Task statement: Among the entries below, find the lines with "JSON" and copy them.

━━━━━ Available data ━━━━━

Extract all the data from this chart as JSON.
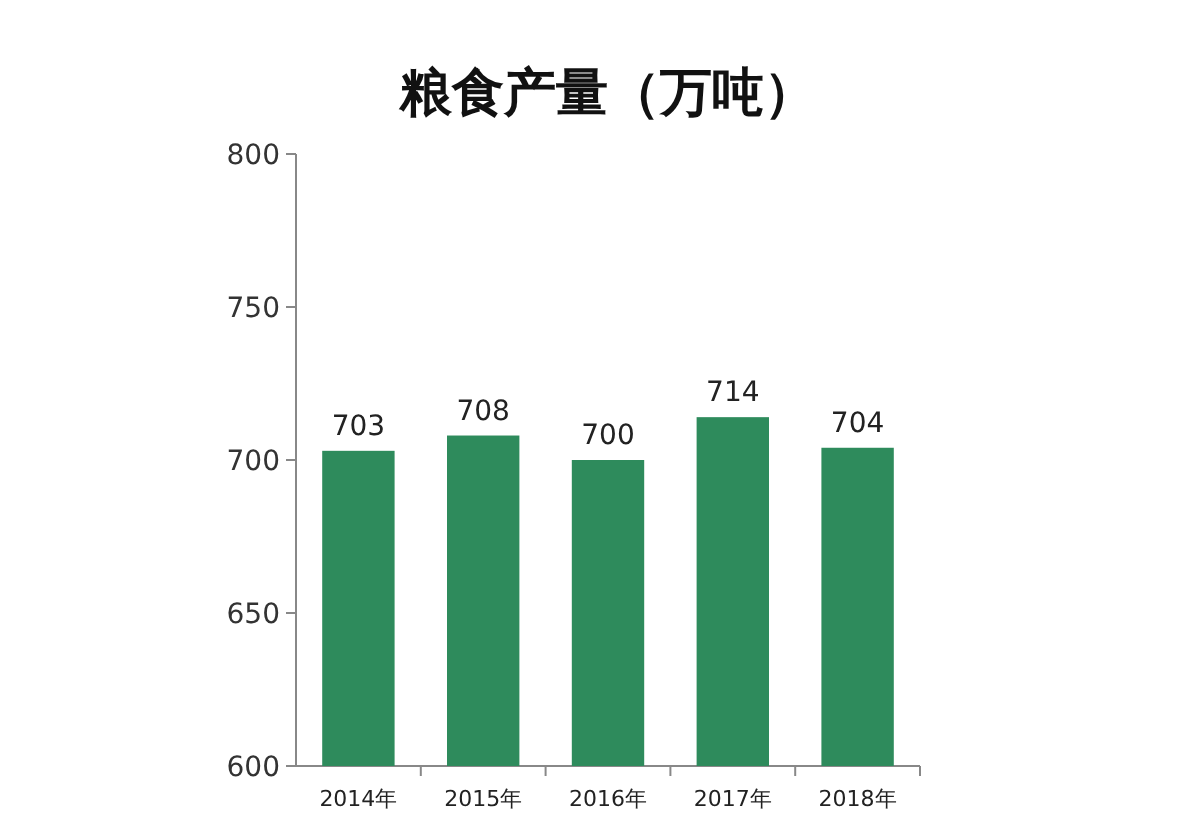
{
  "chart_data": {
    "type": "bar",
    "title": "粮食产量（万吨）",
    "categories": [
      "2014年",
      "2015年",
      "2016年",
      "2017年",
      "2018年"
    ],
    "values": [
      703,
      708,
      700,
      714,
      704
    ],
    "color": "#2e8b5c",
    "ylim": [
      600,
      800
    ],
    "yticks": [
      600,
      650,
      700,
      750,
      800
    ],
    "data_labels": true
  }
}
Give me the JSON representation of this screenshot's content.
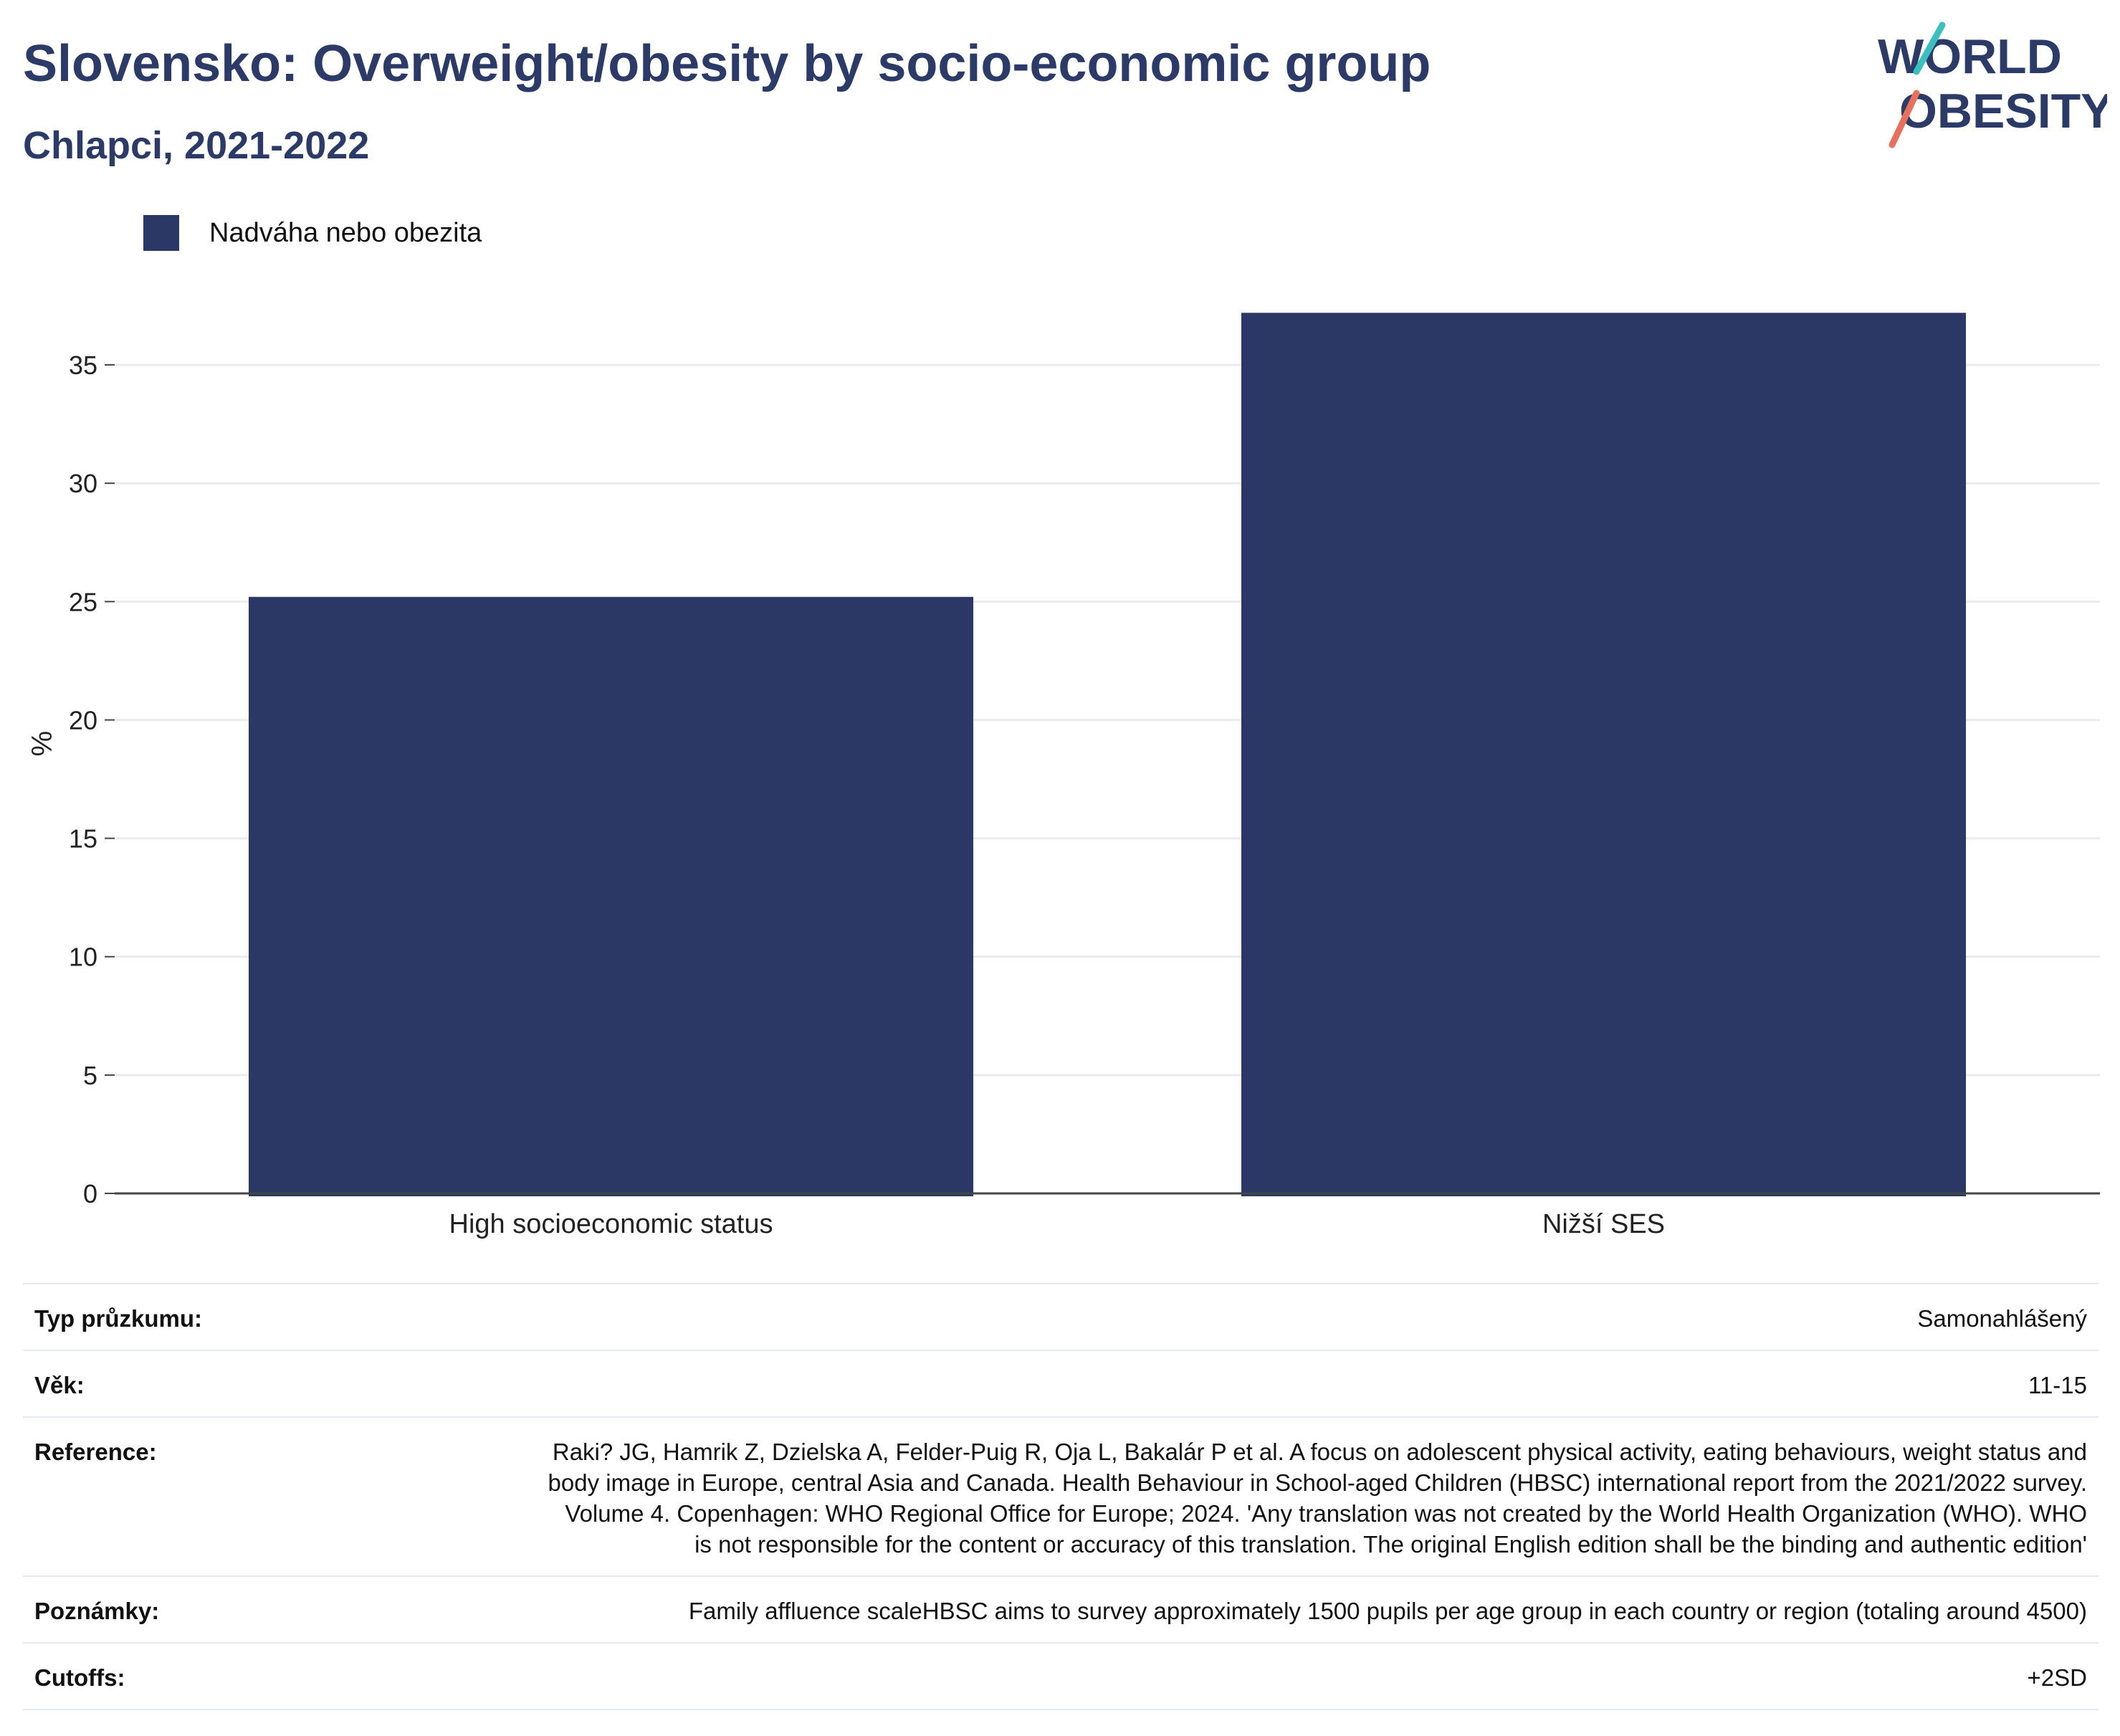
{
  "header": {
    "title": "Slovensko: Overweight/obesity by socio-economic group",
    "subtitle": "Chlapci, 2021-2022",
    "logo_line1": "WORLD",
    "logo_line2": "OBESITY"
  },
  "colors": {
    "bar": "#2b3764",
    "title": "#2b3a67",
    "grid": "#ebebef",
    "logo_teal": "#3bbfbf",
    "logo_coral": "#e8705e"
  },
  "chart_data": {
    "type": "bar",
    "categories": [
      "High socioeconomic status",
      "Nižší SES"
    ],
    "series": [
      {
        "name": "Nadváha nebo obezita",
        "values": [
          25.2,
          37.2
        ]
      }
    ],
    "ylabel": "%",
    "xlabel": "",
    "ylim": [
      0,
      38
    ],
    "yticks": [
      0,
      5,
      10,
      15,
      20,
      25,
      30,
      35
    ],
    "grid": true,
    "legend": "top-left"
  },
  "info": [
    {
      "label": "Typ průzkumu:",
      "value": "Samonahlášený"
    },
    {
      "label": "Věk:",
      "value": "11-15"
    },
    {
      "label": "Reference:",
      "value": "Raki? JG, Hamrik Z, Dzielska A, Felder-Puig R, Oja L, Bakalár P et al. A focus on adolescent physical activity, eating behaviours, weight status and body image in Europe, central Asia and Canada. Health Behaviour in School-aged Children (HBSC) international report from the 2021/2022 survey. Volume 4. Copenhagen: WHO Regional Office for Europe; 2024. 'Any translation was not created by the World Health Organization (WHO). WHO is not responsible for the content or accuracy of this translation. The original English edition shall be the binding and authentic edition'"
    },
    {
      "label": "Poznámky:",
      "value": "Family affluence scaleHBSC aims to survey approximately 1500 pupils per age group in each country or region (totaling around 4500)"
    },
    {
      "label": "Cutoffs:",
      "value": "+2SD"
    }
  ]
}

━━━━━

Solution below:
Extract all the data from this chart as JSON.
Give me the JSON representation of this screenshot's content.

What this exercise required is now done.